[Stored entries]
──────────
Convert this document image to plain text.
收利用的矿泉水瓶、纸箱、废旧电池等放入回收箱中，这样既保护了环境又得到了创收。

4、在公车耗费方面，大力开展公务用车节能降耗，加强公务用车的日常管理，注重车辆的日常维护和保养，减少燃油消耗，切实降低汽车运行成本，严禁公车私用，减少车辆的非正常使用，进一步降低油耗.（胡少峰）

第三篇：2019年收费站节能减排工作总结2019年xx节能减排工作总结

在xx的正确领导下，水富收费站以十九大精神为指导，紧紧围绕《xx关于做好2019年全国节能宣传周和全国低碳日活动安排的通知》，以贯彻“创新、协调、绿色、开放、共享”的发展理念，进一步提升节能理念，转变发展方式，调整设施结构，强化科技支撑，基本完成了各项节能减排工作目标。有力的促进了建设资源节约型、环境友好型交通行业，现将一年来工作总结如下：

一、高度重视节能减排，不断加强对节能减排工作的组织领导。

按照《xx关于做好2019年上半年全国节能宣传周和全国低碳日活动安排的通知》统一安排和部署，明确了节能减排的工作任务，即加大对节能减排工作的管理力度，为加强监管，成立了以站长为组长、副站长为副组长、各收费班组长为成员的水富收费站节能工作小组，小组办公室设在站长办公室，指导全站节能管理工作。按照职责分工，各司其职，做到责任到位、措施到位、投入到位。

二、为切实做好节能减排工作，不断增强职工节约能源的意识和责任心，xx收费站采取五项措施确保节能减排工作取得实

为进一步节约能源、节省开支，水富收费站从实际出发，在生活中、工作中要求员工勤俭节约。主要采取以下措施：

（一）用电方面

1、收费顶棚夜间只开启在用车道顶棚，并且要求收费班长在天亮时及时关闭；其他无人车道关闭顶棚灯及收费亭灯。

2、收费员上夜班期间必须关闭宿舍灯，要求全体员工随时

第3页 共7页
──────────
What to work on
Retype the data exactly as given.

Result below
Convert this document image to plain text.
收利用的矿泉水瓶、纸箱、废旧电池等放入回收箱中，这样既保护了环境又得到了创收。

4、在公车耗费方面，大力开展公务用车节能降耗，加强公务用车的日常管理，注重车辆的日常维护和保养，减少燃油消耗，切实降低汽车运行成本，严禁公车私用，减少车辆的非正常使用，进一步降低油耗.（胡少峰）

第三篇：2019年收费站节能减排工作总结2019年xx节能减排工作总结

在xx的正确领导下，水富收费站以十九大精神为指导，紧紧围绕《xx关于做好2019年全国节能宣传周和全国低碳日活动安排的通知》，以贯彻“创新、协调、绿色、开放、共享”的发展理念，进一步提升节能理念，转变发展方式，调整设施结构，强化科技支撑，基本完成了各项节能减排工作目标。有力的促进了建设资源节约型、环境友好型交通行业，现将一年来工作总结如下：

一、高度重视节能减排，不断加强对节能减排工作的组织领导。

按照《xx关于做好2019年上半年全国节能宣传周和全国低碳日活动安排的通知》统一安排和部署，明确了节能减排的工作任务，即加大对节能减排工作的管理力度，为加强监管，成立了以站长为组长、副站长为副组长、各收费班组长为成员的水富收费站节能工作小组，小组办公室设在站长办公室，指导全站节能管理工作。按照职责分工，各司其职，做到责任到位、措施到位、投入到位。

二、为切实做好节能减排工作，不断增强职工节约能源的意识和责任心，xx收费站采取五项措施确保节能减排工作取得实

为进一步节约能源、节省开支，水富收费站从实际出发，在生活中、工作中要求员工勤俭节约。主要采取以下措施：

（一）用电方面

1、收费顶棚夜间只开启在用车道顶棚，并且要求收费班长在天亮时及时关闭；其他无人车道关闭顶棚灯及收费亭灯。

2、收费员上夜班期间必须关闭宿舍灯，要求全体员工随时

第3页 共7页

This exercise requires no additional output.